▶ [What you are asked to do]: Keep only those lines of the records that include the string "ylabel".

╭─ Extracted entries

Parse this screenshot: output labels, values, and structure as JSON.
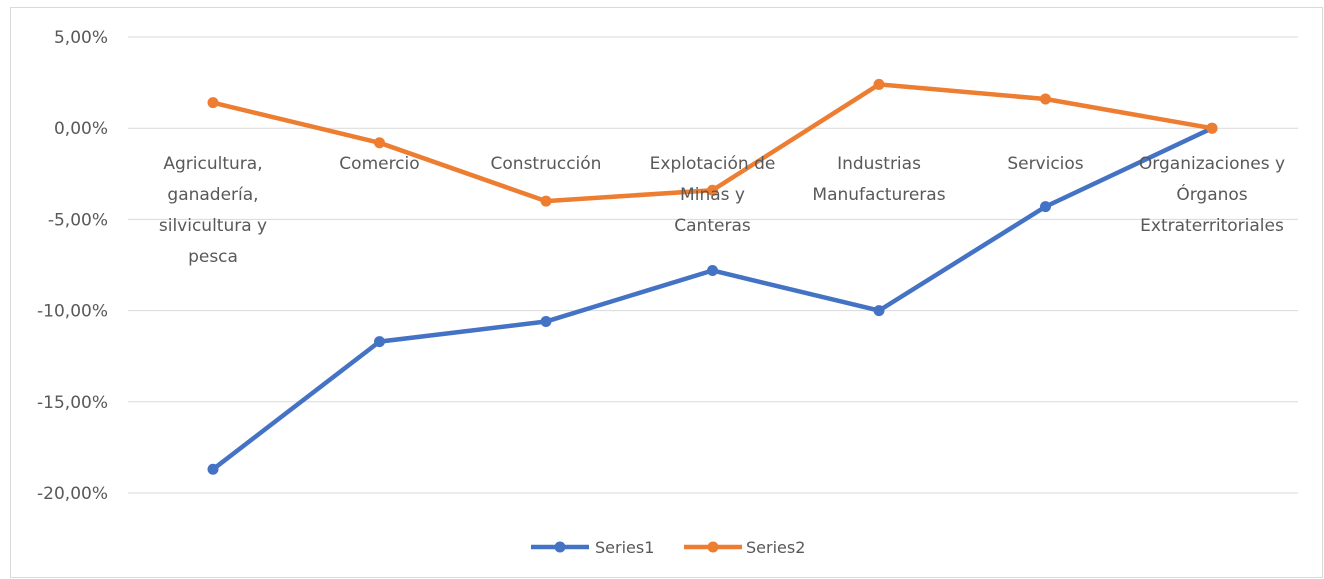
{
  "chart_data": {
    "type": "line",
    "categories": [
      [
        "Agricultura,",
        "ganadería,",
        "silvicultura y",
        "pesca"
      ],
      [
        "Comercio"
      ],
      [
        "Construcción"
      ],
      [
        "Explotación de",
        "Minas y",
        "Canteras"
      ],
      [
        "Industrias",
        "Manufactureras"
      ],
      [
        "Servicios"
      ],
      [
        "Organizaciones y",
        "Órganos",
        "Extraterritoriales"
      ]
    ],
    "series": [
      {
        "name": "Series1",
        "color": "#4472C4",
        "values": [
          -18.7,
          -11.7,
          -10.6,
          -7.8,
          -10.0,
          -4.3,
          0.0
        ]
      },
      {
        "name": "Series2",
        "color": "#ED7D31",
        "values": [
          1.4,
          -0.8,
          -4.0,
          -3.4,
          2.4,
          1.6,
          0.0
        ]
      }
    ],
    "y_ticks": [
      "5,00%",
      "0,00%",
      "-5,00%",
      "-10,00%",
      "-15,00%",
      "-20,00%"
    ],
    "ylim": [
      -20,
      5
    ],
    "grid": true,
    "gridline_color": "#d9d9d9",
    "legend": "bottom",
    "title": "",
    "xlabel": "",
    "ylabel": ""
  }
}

╰─
╭─ Extracted entries

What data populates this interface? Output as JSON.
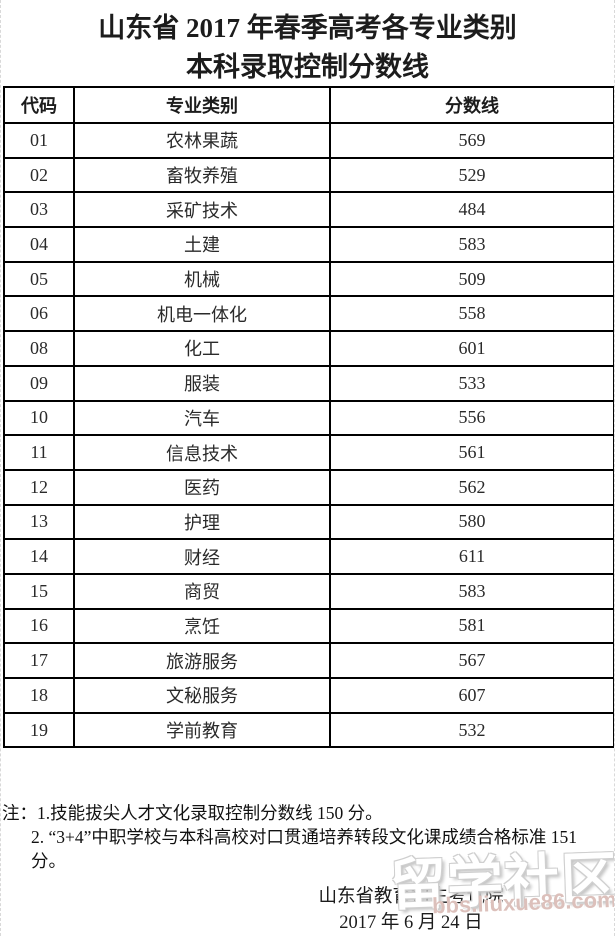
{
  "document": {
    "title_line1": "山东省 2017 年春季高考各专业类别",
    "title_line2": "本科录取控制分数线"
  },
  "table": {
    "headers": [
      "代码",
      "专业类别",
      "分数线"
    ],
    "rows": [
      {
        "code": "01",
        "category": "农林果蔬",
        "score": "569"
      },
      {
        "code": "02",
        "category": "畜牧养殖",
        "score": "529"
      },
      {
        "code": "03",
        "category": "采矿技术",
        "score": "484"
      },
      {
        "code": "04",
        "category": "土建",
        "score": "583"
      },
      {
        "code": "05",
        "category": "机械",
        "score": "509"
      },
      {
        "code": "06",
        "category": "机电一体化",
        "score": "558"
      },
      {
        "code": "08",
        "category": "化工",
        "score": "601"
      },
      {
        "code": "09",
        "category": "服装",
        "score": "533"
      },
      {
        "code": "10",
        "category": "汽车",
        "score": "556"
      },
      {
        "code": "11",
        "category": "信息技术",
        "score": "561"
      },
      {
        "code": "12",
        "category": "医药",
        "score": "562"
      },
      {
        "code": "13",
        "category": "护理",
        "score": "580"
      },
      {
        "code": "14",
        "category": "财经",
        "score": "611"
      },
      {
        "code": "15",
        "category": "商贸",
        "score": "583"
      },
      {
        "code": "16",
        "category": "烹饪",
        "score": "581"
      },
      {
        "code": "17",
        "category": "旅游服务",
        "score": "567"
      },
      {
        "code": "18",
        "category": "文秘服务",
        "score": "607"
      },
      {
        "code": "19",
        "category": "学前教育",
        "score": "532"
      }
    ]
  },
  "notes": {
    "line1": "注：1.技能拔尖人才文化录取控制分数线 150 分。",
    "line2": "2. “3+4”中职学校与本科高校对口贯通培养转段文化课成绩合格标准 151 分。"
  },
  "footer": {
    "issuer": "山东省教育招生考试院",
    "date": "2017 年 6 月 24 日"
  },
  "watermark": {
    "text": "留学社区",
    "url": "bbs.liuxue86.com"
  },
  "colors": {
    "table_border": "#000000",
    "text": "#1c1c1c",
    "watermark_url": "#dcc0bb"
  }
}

╰─
╭─ Extracted entries

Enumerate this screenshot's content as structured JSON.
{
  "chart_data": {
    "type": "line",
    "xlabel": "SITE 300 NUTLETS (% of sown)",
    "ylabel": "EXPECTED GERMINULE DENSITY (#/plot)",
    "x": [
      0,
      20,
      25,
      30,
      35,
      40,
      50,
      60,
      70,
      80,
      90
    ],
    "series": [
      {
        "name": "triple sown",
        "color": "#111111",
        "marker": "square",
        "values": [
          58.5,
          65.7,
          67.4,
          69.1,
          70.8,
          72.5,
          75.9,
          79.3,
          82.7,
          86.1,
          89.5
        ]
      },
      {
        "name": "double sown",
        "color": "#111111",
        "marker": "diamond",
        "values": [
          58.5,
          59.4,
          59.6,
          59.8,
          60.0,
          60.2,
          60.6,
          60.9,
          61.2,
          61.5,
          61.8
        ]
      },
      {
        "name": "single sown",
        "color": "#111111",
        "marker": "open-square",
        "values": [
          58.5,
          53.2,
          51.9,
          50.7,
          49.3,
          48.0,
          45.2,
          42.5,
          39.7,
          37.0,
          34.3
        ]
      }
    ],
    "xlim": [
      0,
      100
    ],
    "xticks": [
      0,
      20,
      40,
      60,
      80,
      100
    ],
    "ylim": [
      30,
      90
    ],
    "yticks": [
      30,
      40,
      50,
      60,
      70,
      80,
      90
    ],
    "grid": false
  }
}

╰─

▶ [The response]:
    "ylabel": ""
    "ylabel": "EXPECTED GERMINULE DENSITY (#/plot)",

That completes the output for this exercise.